(Part of a data file)
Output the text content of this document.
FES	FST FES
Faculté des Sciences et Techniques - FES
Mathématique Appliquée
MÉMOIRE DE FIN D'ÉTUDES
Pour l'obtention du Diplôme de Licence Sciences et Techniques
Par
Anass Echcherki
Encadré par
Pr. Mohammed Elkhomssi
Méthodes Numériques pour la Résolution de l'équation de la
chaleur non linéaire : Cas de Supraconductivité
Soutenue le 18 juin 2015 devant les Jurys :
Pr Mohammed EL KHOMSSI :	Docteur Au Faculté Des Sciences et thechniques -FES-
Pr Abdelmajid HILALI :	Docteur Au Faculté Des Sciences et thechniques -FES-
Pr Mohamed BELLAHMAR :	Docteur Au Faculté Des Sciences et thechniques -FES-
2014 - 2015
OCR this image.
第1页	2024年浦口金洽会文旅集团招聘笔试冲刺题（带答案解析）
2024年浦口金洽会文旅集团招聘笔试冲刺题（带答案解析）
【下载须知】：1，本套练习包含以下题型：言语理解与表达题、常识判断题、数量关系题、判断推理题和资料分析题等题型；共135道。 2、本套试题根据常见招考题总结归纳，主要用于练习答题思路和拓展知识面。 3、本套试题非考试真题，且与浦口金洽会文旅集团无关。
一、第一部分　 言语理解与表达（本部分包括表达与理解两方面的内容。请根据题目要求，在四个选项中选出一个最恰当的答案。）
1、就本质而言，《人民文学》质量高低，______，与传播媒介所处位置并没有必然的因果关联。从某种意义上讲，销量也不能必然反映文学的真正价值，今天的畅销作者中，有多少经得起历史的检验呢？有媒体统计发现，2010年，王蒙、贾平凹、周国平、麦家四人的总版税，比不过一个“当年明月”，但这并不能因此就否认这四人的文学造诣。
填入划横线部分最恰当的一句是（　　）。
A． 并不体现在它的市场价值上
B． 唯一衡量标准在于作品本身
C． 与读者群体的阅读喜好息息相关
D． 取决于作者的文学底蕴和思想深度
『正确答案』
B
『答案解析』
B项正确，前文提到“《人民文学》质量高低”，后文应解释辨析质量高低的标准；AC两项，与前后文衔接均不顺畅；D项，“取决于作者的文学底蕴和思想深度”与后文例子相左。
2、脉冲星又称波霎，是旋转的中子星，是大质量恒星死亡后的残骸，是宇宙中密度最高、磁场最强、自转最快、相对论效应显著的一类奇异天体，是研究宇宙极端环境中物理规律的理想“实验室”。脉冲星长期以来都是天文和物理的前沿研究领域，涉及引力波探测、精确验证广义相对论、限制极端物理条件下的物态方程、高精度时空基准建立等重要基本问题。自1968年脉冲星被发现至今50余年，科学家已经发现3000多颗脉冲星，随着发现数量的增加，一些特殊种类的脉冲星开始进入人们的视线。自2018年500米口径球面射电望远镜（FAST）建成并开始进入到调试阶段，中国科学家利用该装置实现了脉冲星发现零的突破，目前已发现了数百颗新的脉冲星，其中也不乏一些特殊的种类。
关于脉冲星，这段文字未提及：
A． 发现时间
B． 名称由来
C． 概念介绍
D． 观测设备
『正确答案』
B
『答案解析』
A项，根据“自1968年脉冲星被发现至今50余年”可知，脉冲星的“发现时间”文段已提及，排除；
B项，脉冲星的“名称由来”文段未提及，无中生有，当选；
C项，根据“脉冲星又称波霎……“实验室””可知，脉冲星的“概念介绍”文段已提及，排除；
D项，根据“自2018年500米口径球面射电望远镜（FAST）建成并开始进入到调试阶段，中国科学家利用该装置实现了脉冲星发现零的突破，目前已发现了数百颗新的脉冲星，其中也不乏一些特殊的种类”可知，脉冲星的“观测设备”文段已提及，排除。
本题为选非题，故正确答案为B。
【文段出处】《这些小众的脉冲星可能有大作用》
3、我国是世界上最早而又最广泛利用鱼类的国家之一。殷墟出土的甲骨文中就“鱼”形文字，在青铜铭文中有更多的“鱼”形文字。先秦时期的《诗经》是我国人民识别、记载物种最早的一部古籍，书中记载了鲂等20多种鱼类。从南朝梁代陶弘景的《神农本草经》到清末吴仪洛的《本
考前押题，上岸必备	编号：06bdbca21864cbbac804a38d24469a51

EXERCISE: Set down every record above exactly as given.

PROBLEM SOLUTION:
Output the text content of this document.
FES	FST FES
Faculté des Sciences et Techniques - FES
Mathématique Appliquée
MÉMOIRE DE FIN D'ÉTUDES
Pour l'obtention du Diplôme de Licence Sciences et Techniques
Par
Anass Echcherki
Encadré par
Pr. Mohammed Elkhomssi
Méthodes Numériques pour la Résolution de l'équation de la
chaleur non linéaire : Cas de Supraconductivité
Soutenue le 18 juin 2015 devant les Jurys :
Pr Mohammed EL KHOMSSI :	Docteur Au Faculté Des Sciences et thechniques -FES-
Pr Abdelmajid HILALI :	Docteur Au Faculté Des Sciences et thechniques -FES-
Pr Mohamed BELLAHMAR :	Docteur Au Faculté Des Sciences et thechniques -FES-
2014 - 2015
OCR this image.
第1页	2024年浦口金洽会文旅集团招聘笔试冲刺题（带答案解析）
2024年浦口金洽会文旅集团招聘笔试冲刺题（带答案解析）
【下载须知】：1，本套练习包含以下题型：言语理解与表达题、常识判断题、数量关系题、判断推理题和资料分析题等题型；共135道。 2、本套试题根据常见招考题总结归纳，主要用于练习答题思路和拓展知识面。 3、本套试题非考试真题，且与浦口金洽会文旅集团无关。
一、第一部分　 言语理解与表达（本部分包括表达与理解两方面的内容。请根据题目要求，在四个选项中选出一个最恰当的答案。）
1、就本质而言，《人民文学》质量高低，______，与传播媒介所处位置并没有必然的因果关联。从某种意义上讲，销量也不能必然反映文学的真正价值，今天的畅销作者中，有多少经得起历史的检验呢？有媒体统计发现，2010年，王蒙、贾平凹、周国平、麦家四人的总版税，比不过一个“当年明月”，但这并不能因此就否认这四人的文学造诣。
填入划横线部分最恰当的一句是（　　）。
A． 并不体现在它的市场价值上
B． 唯一衡量标准在于作品本身
C． 与读者群体的阅读喜好息息相关
D． 取决于作者的文学底蕴和思想深度
『正确答案』
B
『答案解析』
B项正确，前文提到“《人民文学》质量高低”，后文应解释辨析质量高低的标准；AC两项，与前后文衔接均不顺畅；D项，“取决于作者的文学底蕴和思想深度”与后文例子相左。
2、脉冲星又称波霎，是旋转的中子星，是大质量恒星死亡后的残骸，是宇宙中密度最高、磁场最强、自转最快、相对论效应显著的一类奇异天体，是研究宇宙极端环境中物理规律的理想“实验室”。脉冲星长期以来都是天文和物理的前沿研究领域，涉及引力波探测、精确验证广义相对论、限制极端物理条件下的物态方程、高精度时空基准建立等重要基本问题。自1968年脉冲星被发现至今50余年，科学家已经发现3000多颗脉冲星，随着发现数量的增加，一些特殊种类的脉冲星开始进入人们的视线。自2018年500米口径球面射电望远镜（FAST）建成并开始进入到调试阶段，中国科学家利用该装置实现了脉冲星发现零的突破，目前已发现了数百颗新的脉冲星，其中也不乏一些特殊的种类。
关于脉冲星，这段文字未提及：
A． 发现时间
B． 名称由来
C． 概念介绍
D． 观测设备
『正确答案』
B
『答案解析』
A项，根据“自1968年脉冲星被发现至今50余年”可知，脉冲星的“发现时间”文段已提及，排除；
B项，脉冲星的“名称由来”文段未提及，无中生有，当选；
C项，根据“脉冲星又称波霎……“实验室””可知，脉冲星的“概念介绍”文段已提及，排除；
D项，根据“自2018年500米口径球面射电望远镜（FAST）建成并开始进入到调试阶段，中国科学家利用该装置实现了脉冲星发现零的突破，目前已发现了数百颗新的脉冲星，其中也不乏一些特殊的种类”可知，脉冲星的“观测设备”文段已提及，排除。
本题为选非题，故正确答案为B。
【文段出处】《这些小众的脉冲星可能有大作用》
3、我国是世界上最早而又最广泛利用鱼类的国家之一。殷墟出土的甲骨文中就“鱼”形文字，在青铜铭文中有更多的“鱼”形文字。先秦时期的《诗经》是我国人民识别、记载物种最早的一部古籍，书中记载了鲂等20多种鱼类。从南朝梁代陶弘景的《神农本草经》到清末吴仪洛的《本
考前押题，上岸必备	编号：06bdbca21864cbbac804a38d24469a51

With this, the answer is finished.